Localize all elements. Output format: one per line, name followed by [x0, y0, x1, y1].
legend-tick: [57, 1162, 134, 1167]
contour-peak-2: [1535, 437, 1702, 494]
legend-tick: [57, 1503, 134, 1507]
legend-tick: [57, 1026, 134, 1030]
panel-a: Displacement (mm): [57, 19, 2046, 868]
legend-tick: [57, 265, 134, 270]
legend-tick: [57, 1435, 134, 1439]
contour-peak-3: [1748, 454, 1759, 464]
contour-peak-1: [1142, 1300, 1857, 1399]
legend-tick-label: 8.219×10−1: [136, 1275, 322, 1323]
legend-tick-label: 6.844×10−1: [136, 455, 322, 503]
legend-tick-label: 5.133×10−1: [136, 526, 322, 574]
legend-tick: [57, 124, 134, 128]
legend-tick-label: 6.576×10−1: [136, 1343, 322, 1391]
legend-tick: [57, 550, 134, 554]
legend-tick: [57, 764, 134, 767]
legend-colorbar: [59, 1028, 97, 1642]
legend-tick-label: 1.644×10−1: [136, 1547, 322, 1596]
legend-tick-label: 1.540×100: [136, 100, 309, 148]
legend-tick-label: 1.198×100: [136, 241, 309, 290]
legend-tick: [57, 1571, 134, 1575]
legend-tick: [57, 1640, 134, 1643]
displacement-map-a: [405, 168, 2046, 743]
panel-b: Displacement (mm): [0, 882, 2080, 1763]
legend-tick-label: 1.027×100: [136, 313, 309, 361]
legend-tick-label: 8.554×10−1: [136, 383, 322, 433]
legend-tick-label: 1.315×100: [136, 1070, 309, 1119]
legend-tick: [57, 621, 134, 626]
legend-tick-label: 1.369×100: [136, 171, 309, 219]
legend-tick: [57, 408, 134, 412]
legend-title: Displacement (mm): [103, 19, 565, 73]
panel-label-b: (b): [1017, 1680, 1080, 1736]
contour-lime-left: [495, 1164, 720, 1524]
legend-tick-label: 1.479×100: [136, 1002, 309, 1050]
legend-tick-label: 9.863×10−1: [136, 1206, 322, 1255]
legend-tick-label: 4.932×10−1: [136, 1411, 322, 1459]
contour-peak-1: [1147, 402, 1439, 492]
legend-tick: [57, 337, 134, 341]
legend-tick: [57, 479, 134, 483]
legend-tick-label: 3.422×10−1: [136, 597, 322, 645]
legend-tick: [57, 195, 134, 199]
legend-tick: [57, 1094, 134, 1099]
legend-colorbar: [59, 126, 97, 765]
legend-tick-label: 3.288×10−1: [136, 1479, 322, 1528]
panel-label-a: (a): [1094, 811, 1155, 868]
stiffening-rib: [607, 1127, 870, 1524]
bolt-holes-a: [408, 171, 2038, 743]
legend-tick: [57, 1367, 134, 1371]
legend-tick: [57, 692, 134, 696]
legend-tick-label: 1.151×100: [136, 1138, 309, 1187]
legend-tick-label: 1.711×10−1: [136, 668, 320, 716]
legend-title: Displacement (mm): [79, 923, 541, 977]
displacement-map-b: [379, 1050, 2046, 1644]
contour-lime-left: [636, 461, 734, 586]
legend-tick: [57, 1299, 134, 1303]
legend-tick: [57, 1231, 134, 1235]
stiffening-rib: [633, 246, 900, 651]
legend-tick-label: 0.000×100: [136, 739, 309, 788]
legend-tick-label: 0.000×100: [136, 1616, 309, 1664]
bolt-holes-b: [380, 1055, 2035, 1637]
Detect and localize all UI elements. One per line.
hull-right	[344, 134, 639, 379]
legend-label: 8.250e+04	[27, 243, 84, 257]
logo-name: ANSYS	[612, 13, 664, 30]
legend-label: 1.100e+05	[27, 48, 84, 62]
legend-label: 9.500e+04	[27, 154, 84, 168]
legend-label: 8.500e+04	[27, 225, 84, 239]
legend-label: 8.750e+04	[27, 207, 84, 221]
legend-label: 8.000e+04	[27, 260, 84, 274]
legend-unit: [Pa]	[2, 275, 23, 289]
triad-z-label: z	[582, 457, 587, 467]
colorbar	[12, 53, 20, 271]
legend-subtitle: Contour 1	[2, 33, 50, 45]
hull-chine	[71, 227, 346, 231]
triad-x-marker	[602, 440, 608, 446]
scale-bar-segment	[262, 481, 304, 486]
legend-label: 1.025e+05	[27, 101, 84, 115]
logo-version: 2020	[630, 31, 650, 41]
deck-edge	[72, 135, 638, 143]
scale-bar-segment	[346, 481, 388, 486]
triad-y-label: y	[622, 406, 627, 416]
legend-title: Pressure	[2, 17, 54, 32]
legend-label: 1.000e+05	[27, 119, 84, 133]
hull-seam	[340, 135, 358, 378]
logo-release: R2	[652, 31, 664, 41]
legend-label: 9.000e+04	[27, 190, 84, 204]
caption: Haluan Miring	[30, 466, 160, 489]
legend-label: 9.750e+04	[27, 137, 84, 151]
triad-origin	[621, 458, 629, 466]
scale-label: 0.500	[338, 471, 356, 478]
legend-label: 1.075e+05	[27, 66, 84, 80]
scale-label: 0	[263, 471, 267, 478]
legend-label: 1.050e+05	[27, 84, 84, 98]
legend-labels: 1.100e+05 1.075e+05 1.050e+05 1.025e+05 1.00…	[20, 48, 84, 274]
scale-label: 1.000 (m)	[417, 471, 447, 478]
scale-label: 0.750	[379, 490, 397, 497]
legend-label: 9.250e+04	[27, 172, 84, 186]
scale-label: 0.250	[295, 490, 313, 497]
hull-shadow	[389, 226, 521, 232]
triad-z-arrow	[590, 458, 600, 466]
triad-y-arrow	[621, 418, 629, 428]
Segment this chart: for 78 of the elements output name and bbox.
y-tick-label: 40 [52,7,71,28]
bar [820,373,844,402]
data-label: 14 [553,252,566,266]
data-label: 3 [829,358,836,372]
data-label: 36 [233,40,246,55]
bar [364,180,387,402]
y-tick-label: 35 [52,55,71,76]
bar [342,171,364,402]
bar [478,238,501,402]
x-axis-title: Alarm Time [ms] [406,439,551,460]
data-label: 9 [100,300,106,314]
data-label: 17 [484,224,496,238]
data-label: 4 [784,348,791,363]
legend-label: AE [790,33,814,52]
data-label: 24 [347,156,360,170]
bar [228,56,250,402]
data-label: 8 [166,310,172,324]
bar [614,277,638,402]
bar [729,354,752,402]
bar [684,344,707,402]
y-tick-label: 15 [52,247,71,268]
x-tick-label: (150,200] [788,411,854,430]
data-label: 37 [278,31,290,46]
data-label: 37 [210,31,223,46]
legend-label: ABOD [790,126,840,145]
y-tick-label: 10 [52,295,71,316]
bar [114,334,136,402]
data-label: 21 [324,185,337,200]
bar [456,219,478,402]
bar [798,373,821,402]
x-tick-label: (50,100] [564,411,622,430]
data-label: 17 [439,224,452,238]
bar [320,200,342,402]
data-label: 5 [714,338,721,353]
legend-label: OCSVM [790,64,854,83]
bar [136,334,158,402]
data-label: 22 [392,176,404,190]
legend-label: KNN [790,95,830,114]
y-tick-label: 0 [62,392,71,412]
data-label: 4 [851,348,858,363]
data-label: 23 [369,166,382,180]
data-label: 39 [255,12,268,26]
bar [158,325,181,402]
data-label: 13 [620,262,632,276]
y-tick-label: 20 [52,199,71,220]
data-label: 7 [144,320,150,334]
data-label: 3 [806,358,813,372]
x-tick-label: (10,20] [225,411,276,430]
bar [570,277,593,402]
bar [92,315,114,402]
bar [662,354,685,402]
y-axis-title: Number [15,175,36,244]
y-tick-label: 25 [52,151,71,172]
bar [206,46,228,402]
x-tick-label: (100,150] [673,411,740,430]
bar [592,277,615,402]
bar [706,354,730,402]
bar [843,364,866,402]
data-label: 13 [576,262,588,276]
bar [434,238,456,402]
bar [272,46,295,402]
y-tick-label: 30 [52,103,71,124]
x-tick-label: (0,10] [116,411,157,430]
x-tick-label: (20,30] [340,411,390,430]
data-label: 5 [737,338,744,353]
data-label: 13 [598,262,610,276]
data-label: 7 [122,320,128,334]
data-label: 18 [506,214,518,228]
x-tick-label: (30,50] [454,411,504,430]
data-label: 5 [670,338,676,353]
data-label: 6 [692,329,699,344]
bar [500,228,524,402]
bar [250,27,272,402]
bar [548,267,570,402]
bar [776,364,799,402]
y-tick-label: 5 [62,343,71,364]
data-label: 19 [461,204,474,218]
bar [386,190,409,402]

#### [TASK DIRECTIONS]
Can you update the stretch of the listing from its start through the line containing "legend-tick-label: 4.932×10−1: [136, 1411, 322, 1459]", replacing "contour-lime-left" with "contour-green-left" and keeping everything else the same?

#### [EXPECTED ANSWER]
Localize all elements. Output format: one per line, name followed by [x0, y0, x1, y1].
legend-tick: [57, 1162, 134, 1167]
contour-peak-2: [1535, 437, 1702, 494]
legend-tick: [57, 1503, 134, 1507]
legend-tick: [57, 1026, 134, 1030]
panel-a: Displacement (mm): [57, 19, 2046, 868]
legend-tick: [57, 265, 134, 270]
legend-tick: [57, 1435, 134, 1439]
contour-peak-3: [1748, 454, 1759, 464]
contour-peak-1: [1142, 1300, 1857, 1399]
legend-tick-label: 8.219×10−1: [136, 1275, 322, 1323]
legend-tick-label: 6.844×10−1: [136, 455, 322, 503]
legend-tick-label: 5.133×10−1: [136, 526, 322, 574]
legend-tick: [57, 124, 134, 128]
legend-tick-label: 6.576×10−1: [136, 1343, 322, 1391]
legend-tick: [57, 550, 134, 554]
legend-tick: [57, 764, 134, 767]
legend-colorbar: [59, 1028, 97, 1642]
legend-tick-label: 1.644×10−1: [136, 1547, 322, 1596]
legend-tick-label: 1.540×100: [136, 100, 309, 148]
legend-tick-label: 1.198×100: [136, 241, 309, 290]
legend-tick: [57, 1571, 134, 1575]
legend-tick: [57, 1640, 134, 1643]
displacement-map-a: [405, 168, 2046, 743]
panel-b: Displacement (mm): [0, 882, 2080, 1763]
legend-tick-label: 1.027×100: [136, 313, 309, 361]
legend-tick-label: 8.554×10−1: [136, 383, 322, 433]
legend-tick-label: 1.315×100: [136, 1070, 309, 1119]
legend-tick: [57, 621, 134, 626]
legend-tick-label: 1.369×100: [136, 171, 309, 219]
legend-tick: [57, 408, 134, 412]
legend-title: Displacement (mm): [103, 19, 565, 73]
panel-label-b: (b): [1017, 1680, 1080, 1736]
contour-green-left: [495, 1164, 720, 1524]
legend-tick-label: 1.479×100: [136, 1002, 309, 1050]
legend-tick-label: 9.863×10−1: [136, 1206, 322, 1255]
legend-tick-label: 4.932×10−1: [136, 1411, 322, 1459]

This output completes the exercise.